* **Problem to work on**:
Exact reproduction is required for all entries.

* **Records shown**:
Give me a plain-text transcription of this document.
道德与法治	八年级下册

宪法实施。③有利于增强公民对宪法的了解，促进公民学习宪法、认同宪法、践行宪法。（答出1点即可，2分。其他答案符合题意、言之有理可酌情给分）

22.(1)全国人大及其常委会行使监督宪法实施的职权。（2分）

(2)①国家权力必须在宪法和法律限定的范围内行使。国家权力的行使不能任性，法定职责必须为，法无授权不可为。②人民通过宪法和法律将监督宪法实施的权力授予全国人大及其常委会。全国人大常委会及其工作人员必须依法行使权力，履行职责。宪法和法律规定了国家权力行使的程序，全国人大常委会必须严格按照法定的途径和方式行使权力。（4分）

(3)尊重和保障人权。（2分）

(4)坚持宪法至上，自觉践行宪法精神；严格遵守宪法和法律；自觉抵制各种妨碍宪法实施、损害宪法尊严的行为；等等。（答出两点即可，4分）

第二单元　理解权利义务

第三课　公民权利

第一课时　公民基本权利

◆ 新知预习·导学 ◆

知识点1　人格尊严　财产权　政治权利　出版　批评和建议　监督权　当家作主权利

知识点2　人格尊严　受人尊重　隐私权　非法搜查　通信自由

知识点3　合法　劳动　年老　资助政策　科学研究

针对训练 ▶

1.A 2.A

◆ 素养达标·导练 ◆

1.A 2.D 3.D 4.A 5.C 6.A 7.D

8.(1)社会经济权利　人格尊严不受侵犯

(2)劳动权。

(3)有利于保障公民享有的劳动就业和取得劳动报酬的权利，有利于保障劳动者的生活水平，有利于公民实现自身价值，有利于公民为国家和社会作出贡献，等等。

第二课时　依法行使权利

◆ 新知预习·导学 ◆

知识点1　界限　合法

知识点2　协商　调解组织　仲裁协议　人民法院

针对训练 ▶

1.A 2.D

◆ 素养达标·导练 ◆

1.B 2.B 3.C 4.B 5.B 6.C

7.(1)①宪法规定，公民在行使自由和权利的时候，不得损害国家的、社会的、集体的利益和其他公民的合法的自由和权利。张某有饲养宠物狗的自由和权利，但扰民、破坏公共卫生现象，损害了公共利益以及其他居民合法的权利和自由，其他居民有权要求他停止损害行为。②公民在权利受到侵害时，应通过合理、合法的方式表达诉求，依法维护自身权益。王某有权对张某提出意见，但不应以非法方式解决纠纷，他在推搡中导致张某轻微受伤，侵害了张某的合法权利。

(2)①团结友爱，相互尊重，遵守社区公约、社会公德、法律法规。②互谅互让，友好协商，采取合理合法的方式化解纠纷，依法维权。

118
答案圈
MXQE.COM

* **Correct output**:
Give me a plain-text transcription of this document.
道德与法治	八年级下册

宪法实施。③有利于增强公民对宪法的了解，促进公民学习宪法、认同宪法、践行宪法。（答出1点即可，2分。其他答案符合题意、言之有理可酌情给分）

22.(1)全国人大及其常委会行使监督宪法实施的职权。（2分）

(2)①国家权力必须在宪法和法律限定的范围内行使。国家权力的行使不能任性，法定职责必须为，法无授权不可为。②人民通过宪法和法律将监督宪法实施的权力授予全国人大及其常委会。全国人大常委会及其工作人员必须依法行使权力，履行职责。宪法和法律规定了国家权力行使的程序，全国人大常委会必须严格按照法定的途径和方式行使权力。（4分）

(3)尊重和保障人权。（2分）

(4)坚持宪法至上，自觉践行宪法精神；严格遵守宪法和法律；自觉抵制各种妨碍宪法实施、损害宪法尊严的行为；等等。（答出两点即可，4分）

第二单元　理解权利义务

第三课　公民权利

第一课时　公民基本权利

◆ 新知预习·导学 ◆

知识点1　人格尊严　财产权　政治权利　出版　批评和建议　监督权　当家作主权利

知识点2　人格尊严　受人尊重　隐私权　非法搜查　通信自由

知识点3　合法　劳动　年老　资助政策　科学研究

针对训练 ▶

1.A 2.A

◆ 素养达标·导练 ◆

1.A 2.D 3.D 4.A 5.C 6.A 7.D

8.(1)社会经济权利　人格尊严不受侵犯

(2)劳动权。

(3)有利于保障公民享有的劳动就业和取得劳动报酬的权利，有利于保障劳动者的生活水平，有利于公民实现自身价值，有利于公民为国家和社会作出贡献，等等。

第二课时　依法行使权利

◆ 新知预习·导学 ◆

知识点1　界限　合法

知识点2　协商　调解组织　仲裁协议　人民法院

针对训练 ▶

1.A 2.D

◆ 素养达标·导练 ◆

1.B 2.B 3.C 4.B 5.B 6.C

7.(1)①宪法规定，公民在行使自由和权利的时候，不得损害国家的、社会的、集体的利益和其他公民的合法的自由和权利。张某有饲养宠物狗的自由和权利，但扰民、破坏公共卫生现象，损害了公共利益以及其他居民合法的权利和自由，其他居民有权要求他停止损害行为。②公民在权利受到侵害时，应通过合理、合法的方式表达诉求，依法维护自身权益。王某有权对张某提出意见，但不应以非法方式解决纠纷，他在推搡中导致张某轻微受伤，侵害了张某的合法权利。

(2)①团结友爱，相互尊重，遵守社区公约、社会公德、法律法规。②互谅互让，友好协商，采取合理合法的方式化解纠纷，依法维权。

118
答案圈
MXQE.COM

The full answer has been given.